• [Objective]
Lift out each line of the data that holds "from".
─── Data to process ───
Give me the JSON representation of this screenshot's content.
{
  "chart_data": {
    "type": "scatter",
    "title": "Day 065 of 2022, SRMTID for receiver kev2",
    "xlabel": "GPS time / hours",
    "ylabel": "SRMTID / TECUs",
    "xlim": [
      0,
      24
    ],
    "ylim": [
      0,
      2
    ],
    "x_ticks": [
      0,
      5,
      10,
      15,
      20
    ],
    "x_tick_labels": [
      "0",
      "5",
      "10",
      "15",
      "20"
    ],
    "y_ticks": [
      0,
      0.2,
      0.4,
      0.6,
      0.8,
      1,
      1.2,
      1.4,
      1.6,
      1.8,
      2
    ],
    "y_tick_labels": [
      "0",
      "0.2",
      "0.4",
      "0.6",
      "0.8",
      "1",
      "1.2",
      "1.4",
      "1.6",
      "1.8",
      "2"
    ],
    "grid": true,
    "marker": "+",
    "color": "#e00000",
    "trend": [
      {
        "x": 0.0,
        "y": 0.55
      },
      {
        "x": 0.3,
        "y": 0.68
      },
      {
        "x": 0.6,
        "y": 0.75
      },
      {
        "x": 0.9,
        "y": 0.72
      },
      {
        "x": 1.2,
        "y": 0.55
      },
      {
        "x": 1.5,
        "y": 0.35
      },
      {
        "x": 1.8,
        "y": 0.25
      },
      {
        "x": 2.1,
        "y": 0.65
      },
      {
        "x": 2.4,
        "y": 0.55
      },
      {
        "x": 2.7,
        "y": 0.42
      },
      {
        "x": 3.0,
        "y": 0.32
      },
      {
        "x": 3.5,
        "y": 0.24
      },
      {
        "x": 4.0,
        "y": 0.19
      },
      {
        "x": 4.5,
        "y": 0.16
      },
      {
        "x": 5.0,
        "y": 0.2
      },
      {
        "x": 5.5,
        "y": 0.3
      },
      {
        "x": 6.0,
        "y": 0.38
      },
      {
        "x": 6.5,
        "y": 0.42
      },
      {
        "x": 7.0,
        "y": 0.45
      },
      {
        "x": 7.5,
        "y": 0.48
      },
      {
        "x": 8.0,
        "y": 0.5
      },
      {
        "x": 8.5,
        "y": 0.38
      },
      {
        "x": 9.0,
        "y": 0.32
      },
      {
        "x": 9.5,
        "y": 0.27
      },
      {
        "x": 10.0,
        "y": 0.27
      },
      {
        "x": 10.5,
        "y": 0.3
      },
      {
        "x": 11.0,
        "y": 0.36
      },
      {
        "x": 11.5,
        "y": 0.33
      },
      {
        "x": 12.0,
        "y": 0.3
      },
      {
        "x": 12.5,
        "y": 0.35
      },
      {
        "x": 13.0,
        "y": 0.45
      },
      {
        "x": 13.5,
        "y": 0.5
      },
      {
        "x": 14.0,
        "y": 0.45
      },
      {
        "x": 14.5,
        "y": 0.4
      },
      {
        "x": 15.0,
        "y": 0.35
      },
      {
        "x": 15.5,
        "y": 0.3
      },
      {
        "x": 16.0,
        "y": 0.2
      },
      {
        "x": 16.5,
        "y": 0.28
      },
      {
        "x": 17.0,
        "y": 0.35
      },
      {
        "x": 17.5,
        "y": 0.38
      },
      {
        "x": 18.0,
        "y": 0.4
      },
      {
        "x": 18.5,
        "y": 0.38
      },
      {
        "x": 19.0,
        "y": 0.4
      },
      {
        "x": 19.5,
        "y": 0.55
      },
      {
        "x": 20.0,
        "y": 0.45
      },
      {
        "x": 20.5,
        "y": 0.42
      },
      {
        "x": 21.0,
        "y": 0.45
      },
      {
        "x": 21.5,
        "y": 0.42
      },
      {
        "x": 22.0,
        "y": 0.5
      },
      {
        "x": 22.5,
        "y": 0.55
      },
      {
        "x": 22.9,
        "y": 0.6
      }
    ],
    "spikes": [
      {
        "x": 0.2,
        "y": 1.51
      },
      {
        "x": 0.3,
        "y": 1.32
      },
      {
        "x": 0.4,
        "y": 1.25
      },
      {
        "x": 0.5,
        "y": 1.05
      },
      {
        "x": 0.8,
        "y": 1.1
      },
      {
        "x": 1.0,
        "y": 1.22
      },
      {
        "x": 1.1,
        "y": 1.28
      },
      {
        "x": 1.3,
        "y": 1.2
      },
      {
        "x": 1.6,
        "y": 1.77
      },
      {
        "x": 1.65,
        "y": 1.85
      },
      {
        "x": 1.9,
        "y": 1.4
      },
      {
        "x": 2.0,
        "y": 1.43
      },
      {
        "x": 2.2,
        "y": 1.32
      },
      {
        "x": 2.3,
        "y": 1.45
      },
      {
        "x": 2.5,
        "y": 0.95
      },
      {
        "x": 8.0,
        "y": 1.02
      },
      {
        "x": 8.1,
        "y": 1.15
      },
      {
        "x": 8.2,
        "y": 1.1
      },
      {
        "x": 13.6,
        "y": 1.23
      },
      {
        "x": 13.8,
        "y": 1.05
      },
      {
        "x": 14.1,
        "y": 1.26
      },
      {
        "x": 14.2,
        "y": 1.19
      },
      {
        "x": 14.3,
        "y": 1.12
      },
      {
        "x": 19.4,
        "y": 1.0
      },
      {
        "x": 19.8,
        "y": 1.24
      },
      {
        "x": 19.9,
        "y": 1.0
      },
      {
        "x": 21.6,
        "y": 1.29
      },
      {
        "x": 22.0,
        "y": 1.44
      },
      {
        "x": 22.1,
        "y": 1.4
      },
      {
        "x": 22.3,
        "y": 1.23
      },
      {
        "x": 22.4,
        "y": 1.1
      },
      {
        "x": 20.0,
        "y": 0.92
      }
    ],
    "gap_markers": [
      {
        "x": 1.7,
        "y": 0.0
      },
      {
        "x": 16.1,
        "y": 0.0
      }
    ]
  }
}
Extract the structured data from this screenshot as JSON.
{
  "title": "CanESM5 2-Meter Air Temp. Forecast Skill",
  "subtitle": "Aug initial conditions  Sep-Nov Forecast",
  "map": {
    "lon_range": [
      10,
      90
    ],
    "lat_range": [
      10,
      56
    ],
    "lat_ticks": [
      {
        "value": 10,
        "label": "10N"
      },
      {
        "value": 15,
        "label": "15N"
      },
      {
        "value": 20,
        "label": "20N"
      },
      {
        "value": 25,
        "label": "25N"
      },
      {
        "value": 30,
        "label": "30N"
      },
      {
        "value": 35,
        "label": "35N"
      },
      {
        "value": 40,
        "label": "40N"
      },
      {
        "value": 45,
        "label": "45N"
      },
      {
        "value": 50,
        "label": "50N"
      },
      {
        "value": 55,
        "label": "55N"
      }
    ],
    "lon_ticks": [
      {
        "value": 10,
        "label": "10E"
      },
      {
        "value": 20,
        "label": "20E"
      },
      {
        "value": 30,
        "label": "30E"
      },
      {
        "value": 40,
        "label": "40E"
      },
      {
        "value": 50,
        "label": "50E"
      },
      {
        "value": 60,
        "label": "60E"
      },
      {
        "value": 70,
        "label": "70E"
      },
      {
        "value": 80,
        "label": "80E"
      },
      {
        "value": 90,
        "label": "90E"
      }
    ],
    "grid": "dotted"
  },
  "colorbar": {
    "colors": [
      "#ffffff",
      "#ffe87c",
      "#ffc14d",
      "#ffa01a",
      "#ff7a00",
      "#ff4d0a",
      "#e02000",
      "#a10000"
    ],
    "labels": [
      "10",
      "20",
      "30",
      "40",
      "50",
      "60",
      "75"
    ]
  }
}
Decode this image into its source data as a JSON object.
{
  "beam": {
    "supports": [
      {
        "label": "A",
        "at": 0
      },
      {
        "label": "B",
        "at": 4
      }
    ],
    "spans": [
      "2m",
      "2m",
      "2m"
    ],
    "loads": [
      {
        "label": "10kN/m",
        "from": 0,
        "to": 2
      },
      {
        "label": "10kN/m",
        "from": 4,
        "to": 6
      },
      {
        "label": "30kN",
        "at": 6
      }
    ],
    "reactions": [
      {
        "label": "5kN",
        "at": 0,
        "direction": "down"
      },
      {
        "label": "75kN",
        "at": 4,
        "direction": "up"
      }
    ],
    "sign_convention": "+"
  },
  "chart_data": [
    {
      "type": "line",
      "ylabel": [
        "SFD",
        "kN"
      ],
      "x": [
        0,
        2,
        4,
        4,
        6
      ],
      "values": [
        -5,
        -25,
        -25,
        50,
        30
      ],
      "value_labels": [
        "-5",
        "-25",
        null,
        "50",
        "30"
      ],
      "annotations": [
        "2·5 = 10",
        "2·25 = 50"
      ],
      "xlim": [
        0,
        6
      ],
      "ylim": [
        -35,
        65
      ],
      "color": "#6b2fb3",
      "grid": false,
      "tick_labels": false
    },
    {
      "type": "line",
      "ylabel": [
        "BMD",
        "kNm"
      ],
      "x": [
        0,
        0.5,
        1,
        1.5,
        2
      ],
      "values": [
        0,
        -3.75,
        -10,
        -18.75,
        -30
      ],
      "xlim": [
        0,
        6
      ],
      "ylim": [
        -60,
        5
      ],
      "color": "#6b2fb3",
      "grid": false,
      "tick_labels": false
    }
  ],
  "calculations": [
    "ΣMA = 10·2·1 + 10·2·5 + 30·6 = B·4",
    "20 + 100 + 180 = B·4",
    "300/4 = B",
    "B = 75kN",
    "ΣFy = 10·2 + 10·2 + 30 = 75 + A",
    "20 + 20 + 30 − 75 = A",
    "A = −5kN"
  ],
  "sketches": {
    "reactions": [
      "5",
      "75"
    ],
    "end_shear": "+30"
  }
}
───
• [Worked answer]
Extract the structured data from this screenshot as JSON.
        "from": 0,
        "from": 4,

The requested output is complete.